> [Challenge] Going through the material below, please gather all lines with the word "xlabel" in them.

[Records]

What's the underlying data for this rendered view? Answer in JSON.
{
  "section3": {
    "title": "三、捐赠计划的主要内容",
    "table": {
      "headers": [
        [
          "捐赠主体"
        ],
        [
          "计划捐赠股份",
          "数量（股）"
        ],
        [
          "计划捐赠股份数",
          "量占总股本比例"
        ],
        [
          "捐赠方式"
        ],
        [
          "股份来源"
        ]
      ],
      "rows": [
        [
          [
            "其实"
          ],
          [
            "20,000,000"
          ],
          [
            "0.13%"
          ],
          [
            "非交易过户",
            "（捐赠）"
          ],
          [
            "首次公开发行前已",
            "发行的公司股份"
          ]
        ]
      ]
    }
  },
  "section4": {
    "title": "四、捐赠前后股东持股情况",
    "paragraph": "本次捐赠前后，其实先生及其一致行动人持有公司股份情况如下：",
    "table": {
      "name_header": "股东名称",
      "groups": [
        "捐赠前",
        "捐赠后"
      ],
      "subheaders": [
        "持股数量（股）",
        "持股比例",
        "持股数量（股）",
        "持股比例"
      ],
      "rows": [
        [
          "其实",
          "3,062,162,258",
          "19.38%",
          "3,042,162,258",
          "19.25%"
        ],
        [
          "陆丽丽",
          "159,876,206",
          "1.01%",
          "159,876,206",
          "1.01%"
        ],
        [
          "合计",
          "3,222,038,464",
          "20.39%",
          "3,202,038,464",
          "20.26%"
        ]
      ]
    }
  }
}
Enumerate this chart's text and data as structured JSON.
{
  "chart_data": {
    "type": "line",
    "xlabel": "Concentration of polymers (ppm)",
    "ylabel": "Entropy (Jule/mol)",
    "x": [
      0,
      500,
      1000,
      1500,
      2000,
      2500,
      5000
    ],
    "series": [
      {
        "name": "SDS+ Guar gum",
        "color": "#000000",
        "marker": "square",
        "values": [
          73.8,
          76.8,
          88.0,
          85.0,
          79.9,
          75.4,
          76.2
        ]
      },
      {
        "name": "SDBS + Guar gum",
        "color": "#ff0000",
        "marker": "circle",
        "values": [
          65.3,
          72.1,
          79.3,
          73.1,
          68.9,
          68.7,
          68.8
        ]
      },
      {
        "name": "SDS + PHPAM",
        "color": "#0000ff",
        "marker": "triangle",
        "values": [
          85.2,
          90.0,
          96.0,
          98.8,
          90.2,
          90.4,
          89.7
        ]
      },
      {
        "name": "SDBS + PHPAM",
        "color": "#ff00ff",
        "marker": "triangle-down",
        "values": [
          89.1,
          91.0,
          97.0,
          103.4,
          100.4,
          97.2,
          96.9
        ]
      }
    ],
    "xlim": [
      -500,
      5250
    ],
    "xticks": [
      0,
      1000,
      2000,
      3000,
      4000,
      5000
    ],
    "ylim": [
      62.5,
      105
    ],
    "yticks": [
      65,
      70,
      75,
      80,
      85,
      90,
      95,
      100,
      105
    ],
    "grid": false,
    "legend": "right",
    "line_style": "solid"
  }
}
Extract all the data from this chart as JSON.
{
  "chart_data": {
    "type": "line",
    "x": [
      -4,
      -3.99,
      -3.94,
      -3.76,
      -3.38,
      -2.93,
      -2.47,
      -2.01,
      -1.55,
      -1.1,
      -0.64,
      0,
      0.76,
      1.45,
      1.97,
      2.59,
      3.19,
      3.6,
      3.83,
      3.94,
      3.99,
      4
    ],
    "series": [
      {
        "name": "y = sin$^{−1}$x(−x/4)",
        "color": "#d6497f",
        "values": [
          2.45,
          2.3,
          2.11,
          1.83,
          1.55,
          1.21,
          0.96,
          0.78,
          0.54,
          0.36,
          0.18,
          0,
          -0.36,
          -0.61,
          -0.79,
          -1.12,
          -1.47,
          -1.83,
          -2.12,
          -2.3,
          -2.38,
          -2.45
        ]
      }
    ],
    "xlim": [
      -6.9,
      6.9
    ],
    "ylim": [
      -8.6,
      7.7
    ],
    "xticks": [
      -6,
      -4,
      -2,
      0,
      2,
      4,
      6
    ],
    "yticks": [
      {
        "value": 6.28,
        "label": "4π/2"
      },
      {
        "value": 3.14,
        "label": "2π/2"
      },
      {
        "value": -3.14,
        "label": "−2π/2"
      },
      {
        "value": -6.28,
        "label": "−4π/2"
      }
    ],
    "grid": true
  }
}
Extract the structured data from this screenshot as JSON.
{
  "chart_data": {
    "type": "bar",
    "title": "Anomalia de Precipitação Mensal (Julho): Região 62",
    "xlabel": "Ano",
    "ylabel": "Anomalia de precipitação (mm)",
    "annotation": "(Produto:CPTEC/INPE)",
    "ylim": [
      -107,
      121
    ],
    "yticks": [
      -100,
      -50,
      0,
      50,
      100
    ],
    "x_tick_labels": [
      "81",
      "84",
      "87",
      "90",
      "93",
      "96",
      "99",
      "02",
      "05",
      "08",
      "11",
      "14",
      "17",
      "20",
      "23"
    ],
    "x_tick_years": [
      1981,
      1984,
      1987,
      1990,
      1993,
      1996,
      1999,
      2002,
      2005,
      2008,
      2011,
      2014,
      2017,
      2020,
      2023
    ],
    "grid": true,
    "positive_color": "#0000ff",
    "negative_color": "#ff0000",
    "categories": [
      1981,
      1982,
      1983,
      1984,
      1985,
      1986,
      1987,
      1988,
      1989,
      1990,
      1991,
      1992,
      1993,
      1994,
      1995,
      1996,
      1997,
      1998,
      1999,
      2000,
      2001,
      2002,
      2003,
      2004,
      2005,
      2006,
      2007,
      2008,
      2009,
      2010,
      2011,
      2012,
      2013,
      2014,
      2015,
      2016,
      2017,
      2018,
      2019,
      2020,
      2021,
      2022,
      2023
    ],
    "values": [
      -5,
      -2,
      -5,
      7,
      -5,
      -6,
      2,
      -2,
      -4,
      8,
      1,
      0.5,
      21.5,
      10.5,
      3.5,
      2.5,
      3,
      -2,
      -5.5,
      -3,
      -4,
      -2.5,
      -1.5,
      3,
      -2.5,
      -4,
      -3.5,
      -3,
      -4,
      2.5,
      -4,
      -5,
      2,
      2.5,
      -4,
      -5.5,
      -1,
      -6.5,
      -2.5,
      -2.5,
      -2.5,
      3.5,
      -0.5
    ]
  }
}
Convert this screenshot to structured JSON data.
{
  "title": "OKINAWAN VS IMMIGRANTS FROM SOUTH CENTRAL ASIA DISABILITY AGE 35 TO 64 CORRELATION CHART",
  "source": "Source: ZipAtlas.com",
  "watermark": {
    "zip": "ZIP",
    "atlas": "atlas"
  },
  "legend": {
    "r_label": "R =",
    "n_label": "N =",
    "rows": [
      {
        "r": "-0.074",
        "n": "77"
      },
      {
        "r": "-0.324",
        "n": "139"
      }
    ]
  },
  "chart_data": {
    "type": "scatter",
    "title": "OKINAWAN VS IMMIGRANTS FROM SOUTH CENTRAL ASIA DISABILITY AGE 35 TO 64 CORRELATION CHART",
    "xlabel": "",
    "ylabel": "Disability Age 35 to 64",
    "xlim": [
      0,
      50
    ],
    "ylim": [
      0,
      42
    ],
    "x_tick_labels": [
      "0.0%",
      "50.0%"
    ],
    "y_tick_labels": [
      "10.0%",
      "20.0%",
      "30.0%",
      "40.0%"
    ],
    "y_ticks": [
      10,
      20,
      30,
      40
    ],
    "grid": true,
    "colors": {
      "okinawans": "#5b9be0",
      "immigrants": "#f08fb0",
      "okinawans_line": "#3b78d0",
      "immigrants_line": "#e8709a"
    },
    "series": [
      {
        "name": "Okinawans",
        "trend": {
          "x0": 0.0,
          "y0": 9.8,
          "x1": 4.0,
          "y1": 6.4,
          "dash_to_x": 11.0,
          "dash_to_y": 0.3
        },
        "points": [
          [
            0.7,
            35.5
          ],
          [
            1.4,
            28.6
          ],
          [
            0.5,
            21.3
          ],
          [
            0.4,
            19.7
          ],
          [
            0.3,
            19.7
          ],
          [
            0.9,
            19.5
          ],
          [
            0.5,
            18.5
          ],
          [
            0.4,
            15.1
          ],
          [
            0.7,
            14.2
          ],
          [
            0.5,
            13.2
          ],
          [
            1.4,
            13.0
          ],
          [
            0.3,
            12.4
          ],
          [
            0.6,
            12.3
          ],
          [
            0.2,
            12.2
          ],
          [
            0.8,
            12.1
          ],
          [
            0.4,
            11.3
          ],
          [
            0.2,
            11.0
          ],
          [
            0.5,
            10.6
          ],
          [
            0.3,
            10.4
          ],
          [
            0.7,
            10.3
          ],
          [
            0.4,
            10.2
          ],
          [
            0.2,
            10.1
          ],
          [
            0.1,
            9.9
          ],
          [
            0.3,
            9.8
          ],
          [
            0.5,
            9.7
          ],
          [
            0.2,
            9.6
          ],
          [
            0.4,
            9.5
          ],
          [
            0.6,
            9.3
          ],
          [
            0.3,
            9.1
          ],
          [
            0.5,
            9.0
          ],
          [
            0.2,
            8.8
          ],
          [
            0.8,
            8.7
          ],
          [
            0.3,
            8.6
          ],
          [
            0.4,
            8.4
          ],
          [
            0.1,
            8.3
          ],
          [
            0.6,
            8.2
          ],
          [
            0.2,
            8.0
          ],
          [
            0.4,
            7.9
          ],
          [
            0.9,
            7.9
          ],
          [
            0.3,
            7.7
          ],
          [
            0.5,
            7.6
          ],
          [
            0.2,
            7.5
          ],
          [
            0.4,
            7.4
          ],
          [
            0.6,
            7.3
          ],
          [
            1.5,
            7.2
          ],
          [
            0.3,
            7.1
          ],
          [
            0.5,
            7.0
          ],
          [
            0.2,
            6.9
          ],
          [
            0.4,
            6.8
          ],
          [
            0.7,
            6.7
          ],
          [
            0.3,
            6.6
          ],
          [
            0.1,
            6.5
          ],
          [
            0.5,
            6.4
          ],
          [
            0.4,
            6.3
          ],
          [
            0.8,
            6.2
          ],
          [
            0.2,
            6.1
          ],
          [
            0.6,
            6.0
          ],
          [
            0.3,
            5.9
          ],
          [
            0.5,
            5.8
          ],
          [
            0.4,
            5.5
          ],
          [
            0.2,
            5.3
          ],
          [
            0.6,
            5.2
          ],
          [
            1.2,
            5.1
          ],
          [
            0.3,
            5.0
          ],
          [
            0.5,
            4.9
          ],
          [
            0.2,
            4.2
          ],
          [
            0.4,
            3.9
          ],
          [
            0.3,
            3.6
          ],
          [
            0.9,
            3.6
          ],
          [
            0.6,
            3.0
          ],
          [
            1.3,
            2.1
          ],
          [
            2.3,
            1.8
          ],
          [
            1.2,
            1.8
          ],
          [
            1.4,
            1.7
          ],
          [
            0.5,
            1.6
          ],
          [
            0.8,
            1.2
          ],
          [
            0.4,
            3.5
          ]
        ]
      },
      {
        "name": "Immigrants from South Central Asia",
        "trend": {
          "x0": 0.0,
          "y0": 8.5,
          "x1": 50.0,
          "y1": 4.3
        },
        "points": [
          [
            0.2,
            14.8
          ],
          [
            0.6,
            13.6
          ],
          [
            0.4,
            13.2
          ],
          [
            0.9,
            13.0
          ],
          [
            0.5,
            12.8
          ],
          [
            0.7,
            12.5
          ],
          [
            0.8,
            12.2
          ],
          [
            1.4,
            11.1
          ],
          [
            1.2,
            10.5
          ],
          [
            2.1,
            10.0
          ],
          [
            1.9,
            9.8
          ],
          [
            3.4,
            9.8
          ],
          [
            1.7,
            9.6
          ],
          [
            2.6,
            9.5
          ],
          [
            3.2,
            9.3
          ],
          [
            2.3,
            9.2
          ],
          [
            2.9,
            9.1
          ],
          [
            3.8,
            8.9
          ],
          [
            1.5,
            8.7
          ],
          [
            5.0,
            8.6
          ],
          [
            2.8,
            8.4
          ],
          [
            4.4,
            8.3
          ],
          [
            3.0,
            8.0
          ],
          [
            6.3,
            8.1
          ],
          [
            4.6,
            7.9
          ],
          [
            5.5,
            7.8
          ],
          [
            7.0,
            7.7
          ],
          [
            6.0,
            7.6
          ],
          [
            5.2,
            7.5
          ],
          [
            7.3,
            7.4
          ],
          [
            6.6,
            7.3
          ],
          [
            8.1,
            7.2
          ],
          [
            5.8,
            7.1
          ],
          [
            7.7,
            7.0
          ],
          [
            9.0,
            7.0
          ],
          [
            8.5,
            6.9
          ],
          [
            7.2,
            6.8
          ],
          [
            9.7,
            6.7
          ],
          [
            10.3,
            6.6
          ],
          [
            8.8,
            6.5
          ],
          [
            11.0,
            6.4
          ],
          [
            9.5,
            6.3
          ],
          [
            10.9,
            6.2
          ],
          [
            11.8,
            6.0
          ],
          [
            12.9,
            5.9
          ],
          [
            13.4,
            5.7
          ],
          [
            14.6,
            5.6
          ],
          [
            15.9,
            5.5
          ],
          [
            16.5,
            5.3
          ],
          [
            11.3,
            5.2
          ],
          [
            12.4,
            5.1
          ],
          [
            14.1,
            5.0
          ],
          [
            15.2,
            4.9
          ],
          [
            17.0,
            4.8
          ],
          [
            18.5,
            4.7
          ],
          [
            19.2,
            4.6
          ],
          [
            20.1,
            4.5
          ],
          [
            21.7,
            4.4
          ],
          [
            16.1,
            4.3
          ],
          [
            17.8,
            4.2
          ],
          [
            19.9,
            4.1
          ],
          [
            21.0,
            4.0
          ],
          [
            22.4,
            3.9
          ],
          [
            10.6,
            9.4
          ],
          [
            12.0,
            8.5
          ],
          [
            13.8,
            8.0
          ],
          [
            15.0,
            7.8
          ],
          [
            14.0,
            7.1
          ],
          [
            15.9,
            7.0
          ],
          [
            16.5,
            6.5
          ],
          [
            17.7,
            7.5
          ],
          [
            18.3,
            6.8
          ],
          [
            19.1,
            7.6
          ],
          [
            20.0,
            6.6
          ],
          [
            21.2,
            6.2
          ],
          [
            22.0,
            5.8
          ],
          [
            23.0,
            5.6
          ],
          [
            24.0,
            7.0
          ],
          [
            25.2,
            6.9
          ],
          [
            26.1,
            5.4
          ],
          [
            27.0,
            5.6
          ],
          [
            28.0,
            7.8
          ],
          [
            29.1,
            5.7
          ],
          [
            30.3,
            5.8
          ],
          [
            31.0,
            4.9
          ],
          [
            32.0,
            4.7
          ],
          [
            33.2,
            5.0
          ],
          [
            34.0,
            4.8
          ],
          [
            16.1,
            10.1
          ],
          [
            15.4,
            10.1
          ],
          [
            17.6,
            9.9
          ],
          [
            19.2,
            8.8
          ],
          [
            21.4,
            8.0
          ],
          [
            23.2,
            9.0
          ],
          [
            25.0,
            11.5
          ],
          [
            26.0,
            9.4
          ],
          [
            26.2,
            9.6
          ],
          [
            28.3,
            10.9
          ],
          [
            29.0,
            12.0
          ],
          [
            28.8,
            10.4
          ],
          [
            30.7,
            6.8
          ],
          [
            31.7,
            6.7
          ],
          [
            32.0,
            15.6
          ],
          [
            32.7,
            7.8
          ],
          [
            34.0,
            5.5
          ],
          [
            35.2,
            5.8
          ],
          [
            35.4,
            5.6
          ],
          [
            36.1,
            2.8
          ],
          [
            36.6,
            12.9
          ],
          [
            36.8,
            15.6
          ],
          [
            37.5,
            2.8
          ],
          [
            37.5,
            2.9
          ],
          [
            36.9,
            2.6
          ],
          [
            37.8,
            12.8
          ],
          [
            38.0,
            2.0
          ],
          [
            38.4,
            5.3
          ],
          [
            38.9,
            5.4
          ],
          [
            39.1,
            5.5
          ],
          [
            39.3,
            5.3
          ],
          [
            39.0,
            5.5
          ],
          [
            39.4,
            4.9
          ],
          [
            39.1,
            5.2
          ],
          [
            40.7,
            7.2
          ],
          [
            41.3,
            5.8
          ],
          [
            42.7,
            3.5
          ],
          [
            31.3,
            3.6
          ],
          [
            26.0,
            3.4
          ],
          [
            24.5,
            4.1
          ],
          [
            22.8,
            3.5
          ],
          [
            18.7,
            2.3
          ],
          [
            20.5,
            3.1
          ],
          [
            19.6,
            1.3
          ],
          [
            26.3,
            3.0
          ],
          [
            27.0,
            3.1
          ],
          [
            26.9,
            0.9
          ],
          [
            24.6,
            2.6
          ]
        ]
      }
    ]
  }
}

> [Full output]
    "xlabel": "Concentration of polymers (ppm)",
    "xlabel": "Ano",
    "xlabel": "",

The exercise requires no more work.